**STATED GOAL**
Reproduce every record below exactly as written, leaving out any pictures.

━━━ ROWS ━━━

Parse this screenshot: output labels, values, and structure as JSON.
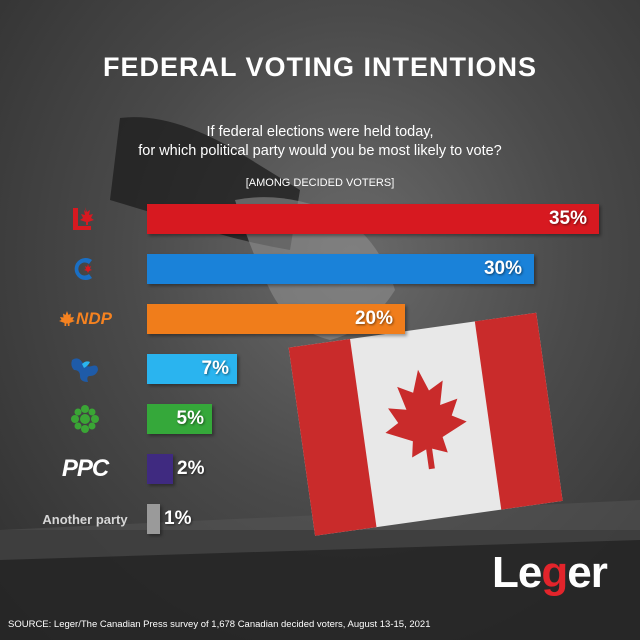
{
  "title": "FEDERAL VOTING INTENTIONS",
  "question_line1": "If federal elections were held today,",
  "question_line2": "for which political party would you be most likely to vote?",
  "subnote": "[AMONG DECIDED VOTERS]",
  "source": "SOURCE: Leger/The Canadian Press survey of 1,678 Canadian decided voters, August 13-15, 2021",
  "brand": {
    "part1": "Le",
    "part2": "g",
    "part3": "er"
  },
  "chart_data": {
    "type": "bar",
    "orientation": "horizontal",
    "unit": "%",
    "xlim": [
      0,
      35
    ],
    "categories": [
      "Liberal",
      "Conservative",
      "NDP",
      "Bloc Québécois",
      "Green",
      "PPC",
      "Another party"
    ],
    "values": [
      35,
      30,
      20,
      7,
      5,
      2,
      1
    ],
    "value_labels": [
      "35%",
      "30%",
      "20%",
      "7%",
      "5%",
      "2%",
      "1%"
    ],
    "colors": [
      "#d71920",
      "#1a82d9",
      "#f07d1b",
      "#2ab4ef",
      "#35a83a",
      "#3f2a80",
      "#9a9a9a"
    ],
    "logo_icons": [
      "liberal-l-maple-icon",
      "conservative-c-icon",
      "ndp-maple-icon",
      "bloc-fleur-icon",
      "green-flower-icon",
      "ppc-text-logo",
      "text-label"
    ],
    "logo_text": {
      "ndp": "NDP",
      "ppc": "PPC",
      "another": "Another party"
    }
  }
}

━━━

**WRITTEN SOLUTION**
Parse this screenshot: output labels, values, and structure as JSON.
{
  "title": "FEDERAL VOTING INTENTIONS",
  "question_line1": "If federal elections were held today,",
  "question_line2": "for which political party would you be most likely to vote?",
  "subnote": "[AMONG DECIDED VOTERS]",
  "source": "SOURCE: Leger/The Canadian Press survey of 1,678 Canadian decided voters, August 13-15, 2021",
  "brand": {
    "part1": "Le",
    "part2": "g",
    "part3": "er"
  },
  "chart_data": {
    "type": "bar",
    "orientation": "horizontal",
    "unit": "%",
    "xlim": [
      0,
      35
    ],
    "categories": [
      "Liberal",
      "Conservative",
      "NDP",
      "Bloc Québécois",
      "Green",
      "PPC",
      "Another party"
    ],
    "values": [
      35,
      30,
      20,
      7,
      5,
      2,
      1
    ],
    "value_labels": [
      "35%",
      "30%",
      "20%",
      "7%",
      "5%",
      "2%",
      "1%"
    ],
    "colors": [
      "#d71920",
      "#1a82d9",
      "#f07d1b",
      "#2ab4ef",
      "#35a83a",
      "#3f2a80",
      "#9a9a9a"
    ],
    "logo_icons": [
      "liberal-l-maple-icon",
      "conservative-c-icon",
      "ndp-maple-icon",
      "bloc-fleur-icon",
      "green-flower-icon",
      "ppc-text-logo",
      "text-label"
    ],
    "logo_text": {
      "ndp": "NDP",
      "ppc": "PPC",
      "another": "Another party"
    }
  }
}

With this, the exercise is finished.